[Figure data in JSON]
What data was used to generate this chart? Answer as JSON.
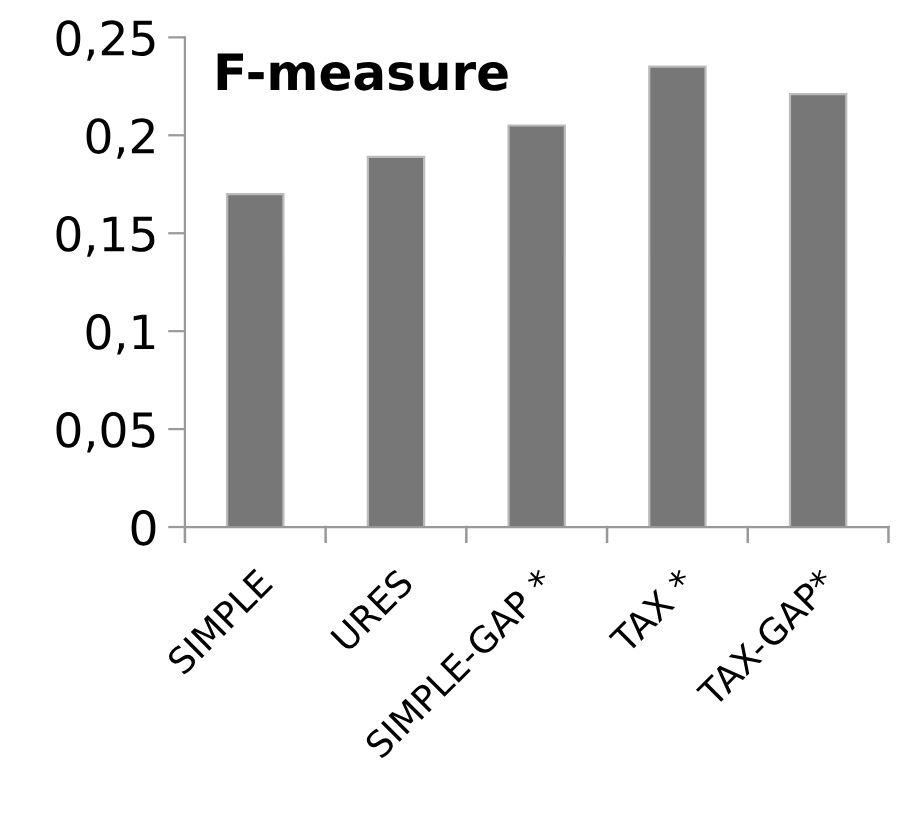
{
  "chart_data": {
    "type": "bar",
    "title": "F-measure",
    "categories": [
      "SIMPLE",
      "URES",
      "SIMPLE-GAP *",
      "TAX *",
      "TAX-GAP*"
    ],
    "values": [
      0.17,
      0.189,
      0.205,
      0.235,
      0.221
    ],
    "color": "#777777",
    "ylim": [
      0,
      0.25
    ],
    "yticks": [
      {
        "value": 0,
        "label": "0"
      },
      {
        "value": 0.05,
        "label": "0,05"
      },
      {
        "value": 0.1,
        "label": "0,1"
      },
      {
        "value": 0.15,
        "label": "0,15"
      },
      {
        "value": 0.2,
        "label": "0,2"
      },
      {
        "value": 0.25,
        "label": "0,25"
      }
    ],
    "grid": false
  }
}
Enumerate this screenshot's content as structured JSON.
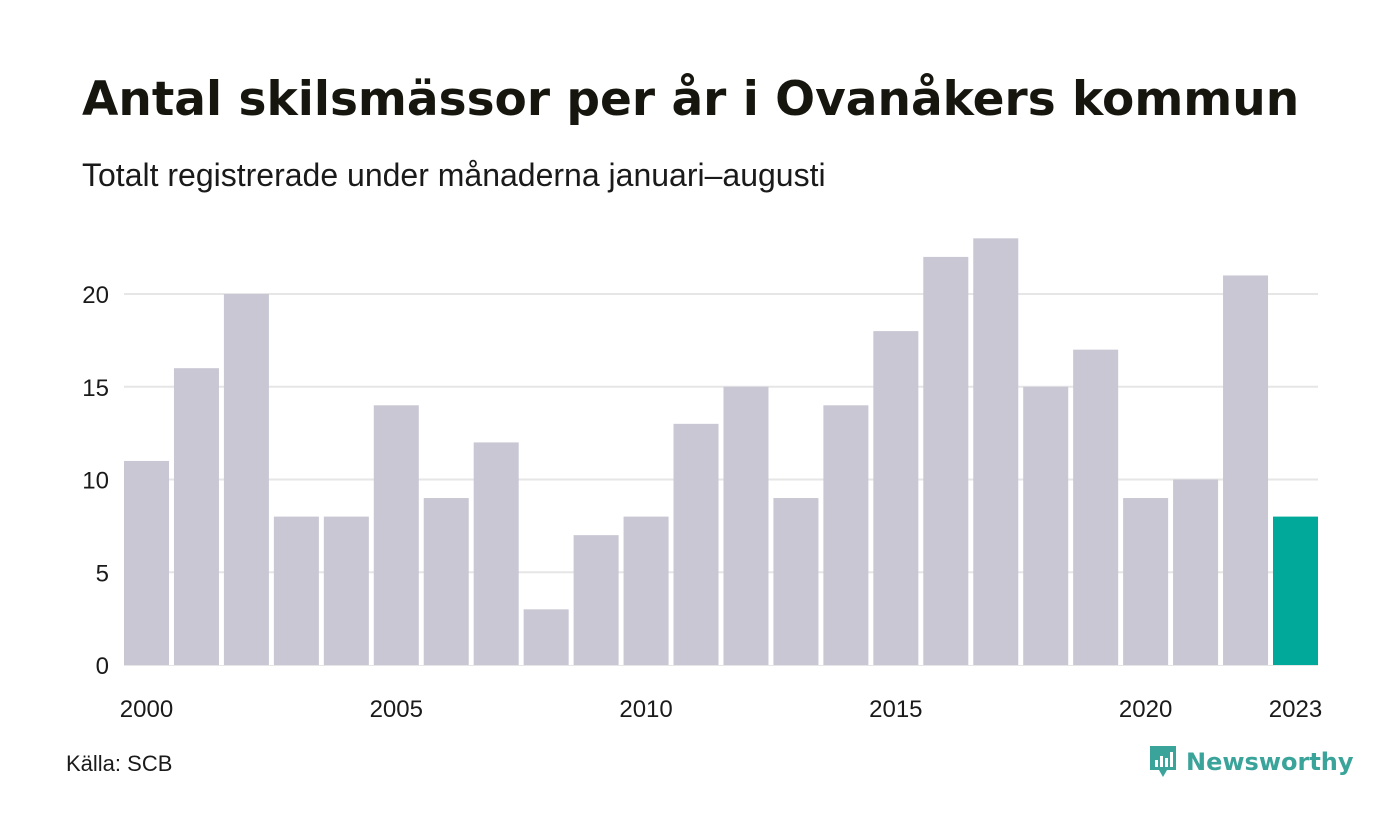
{
  "title": "Antal skilsmässor per år i Ovanåkers kommun",
  "subtitle": "Totalt registrerade under månaderna januari–augusti",
  "source": "Källa: SCB",
  "brand": {
    "name": "Newsworthy",
    "icon": "newsworthy-logo-icon",
    "color": "#3aa39a"
  },
  "colors": {
    "bar": "#c8c7d3",
    "highlight": "#00a99a",
    "grid": "#e6e6e6",
    "text": "#1a1a1a"
  },
  "chart_data": {
    "type": "bar",
    "title": "Antal skilsmässor per år i Ovanåkers kommun",
    "subtitle": "Totalt registrerade under månaderna januari–augusti",
    "categories": [
      "2000",
      "2001",
      "2002",
      "2003",
      "2004",
      "2005",
      "2006",
      "2007",
      "2008",
      "2009",
      "2010",
      "2011",
      "2012",
      "2013",
      "2014",
      "2015",
      "2016",
      "2017",
      "2018",
      "2019",
      "2020",
      "2021",
      "2022",
      "2023"
    ],
    "values": [
      11,
      16,
      20,
      8,
      8,
      14,
      9,
      12,
      3,
      7,
      8,
      13,
      15,
      9,
      14,
      18,
      22,
      23,
      15,
      17,
      9,
      10,
      21,
      8
    ],
    "highlight_category": "2023",
    "ylim": [
      0,
      23
    ],
    "yticks": [
      0,
      5,
      10,
      15,
      20
    ],
    "xtick_labels": [
      "2000",
      "2005",
      "2010",
      "2015",
      "2020",
      "2023"
    ],
    "xlabel": "",
    "ylabel": "",
    "grid": true,
    "legend": "none"
  }
}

Aim of the task> Copy all the lines of data exactly as they appear, dropping any images.

Reply to the task>
What data was used to generate this chart? Answer as JSON.
{
  "chart_data": {
    "type": "bar",
    "title": "F-measure",
    "categories": [
      "SIMPLE",
      "URES",
      "SIMPLE-GAP *",
      "TAX *",
      "TAX-GAP*"
    ],
    "values": [
      0.17,
      0.189,
      0.205,
      0.235,
      0.221
    ],
    "color": "#777777",
    "ylim": [
      0,
      0.25
    ],
    "yticks": [
      {
        "value": 0,
        "label": "0"
      },
      {
        "value": 0.05,
        "label": "0,05"
      },
      {
        "value": 0.1,
        "label": "0,1"
      },
      {
        "value": 0.15,
        "label": "0,15"
      },
      {
        "value": 0.2,
        "label": "0,2"
      },
      {
        "value": 0.25,
        "label": "0,25"
      }
    ],
    "grid": false
  }
}
Enumerate this screenshot's content as structured JSON.
{
  "title": "Antal skilsmässor per år i Ovanåkers kommun",
  "subtitle": "Totalt registrerade under månaderna januari–augusti",
  "source": "Källa: SCB",
  "brand": {
    "name": "Newsworthy",
    "icon": "newsworthy-logo-icon",
    "color": "#3aa39a"
  },
  "colors": {
    "bar": "#c8c7d3",
    "highlight": "#00a99a",
    "grid": "#e6e6e6",
    "text": "#1a1a1a"
  },
  "chart_data": {
    "type": "bar",
    "title": "Antal skilsmässor per år i Ovanåkers kommun",
    "subtitle": "Totalt registrerade under månaderna januari–augusti",
    "categories": [
      "2000",
      "2001",
      "2002",
      "2003",
      "2004",
      "2005",
      "2006",
      "2007",
      "2008",
      "2009",
      "2010",
      "2011",
      "2012",
      "2013",
      "2014",
      "2015",
      "2016",
      "2017",
      "2018",
      "2019",
      "2020",
      "2021",
      "2022",
      "2023"
    ],
    "values": [
      11,
      16,
      20,
      8,
      8,
      14,
      9,
      12,
      3,
      7,
      8,
      13,
      15,
      9,
      14,
      18,
      22,
      23,
      15,
      17,
      9,
      10,
      21,
      8
    ],
    "highlight_category": "2023",
    "ylim": [
      0,
      23
    ],
    "yticks": [
      0,
      5,
      10,
      15,
      20
    ],
    "xtick_labels": [
      "2000",
      "2005",
      "2010",
      "2015",
      "2020",
      "2023"
    ],
    "xlabel": "",
    "ylabel": "",
    "grid": true,
    "legend": "none"
  }
}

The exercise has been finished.